## STATED GOAL:
Count each line in which the word "this" appears. Reply with the total and nothing more.

Data entries:
====

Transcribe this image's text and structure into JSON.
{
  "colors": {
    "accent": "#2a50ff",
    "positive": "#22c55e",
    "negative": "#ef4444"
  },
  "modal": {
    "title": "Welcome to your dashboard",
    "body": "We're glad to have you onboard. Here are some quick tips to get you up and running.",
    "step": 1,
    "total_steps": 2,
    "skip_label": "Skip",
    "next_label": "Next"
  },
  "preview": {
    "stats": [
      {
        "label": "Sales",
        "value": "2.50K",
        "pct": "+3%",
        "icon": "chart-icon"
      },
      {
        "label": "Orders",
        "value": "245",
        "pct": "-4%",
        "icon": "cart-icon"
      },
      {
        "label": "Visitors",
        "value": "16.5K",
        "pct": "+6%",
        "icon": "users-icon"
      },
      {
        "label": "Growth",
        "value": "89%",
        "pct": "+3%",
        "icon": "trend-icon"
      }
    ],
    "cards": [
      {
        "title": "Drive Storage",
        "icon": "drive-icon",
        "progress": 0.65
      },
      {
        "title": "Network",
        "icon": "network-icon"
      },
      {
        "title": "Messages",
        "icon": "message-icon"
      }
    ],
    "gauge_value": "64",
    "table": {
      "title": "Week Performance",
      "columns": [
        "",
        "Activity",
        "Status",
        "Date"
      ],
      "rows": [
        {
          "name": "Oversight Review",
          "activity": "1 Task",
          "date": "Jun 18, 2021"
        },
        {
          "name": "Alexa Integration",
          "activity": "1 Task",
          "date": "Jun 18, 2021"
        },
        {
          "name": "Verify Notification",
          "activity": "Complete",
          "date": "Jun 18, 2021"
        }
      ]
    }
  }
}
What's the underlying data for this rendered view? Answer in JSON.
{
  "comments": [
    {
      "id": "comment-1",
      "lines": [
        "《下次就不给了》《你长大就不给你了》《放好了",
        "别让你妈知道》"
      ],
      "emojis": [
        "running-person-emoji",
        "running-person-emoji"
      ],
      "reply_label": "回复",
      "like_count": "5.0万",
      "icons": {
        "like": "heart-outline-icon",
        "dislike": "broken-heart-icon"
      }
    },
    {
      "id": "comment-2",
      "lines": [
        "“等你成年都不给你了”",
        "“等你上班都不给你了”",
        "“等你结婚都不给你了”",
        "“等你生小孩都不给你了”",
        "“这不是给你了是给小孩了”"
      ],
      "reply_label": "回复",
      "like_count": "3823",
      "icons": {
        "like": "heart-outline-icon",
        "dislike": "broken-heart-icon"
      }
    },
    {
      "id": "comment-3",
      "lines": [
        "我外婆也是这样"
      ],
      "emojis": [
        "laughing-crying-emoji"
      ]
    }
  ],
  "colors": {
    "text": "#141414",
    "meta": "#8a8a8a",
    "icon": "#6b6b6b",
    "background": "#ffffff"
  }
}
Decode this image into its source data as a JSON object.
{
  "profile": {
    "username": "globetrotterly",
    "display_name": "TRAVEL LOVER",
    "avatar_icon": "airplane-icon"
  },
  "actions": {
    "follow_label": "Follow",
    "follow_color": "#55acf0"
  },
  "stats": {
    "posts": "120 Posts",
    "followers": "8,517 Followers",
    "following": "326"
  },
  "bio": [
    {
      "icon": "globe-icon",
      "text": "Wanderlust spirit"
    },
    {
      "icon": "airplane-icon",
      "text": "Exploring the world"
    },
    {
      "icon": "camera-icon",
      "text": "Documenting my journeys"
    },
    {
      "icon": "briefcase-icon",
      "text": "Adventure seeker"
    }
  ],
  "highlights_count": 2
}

====

## RIGHT ANSWER:
3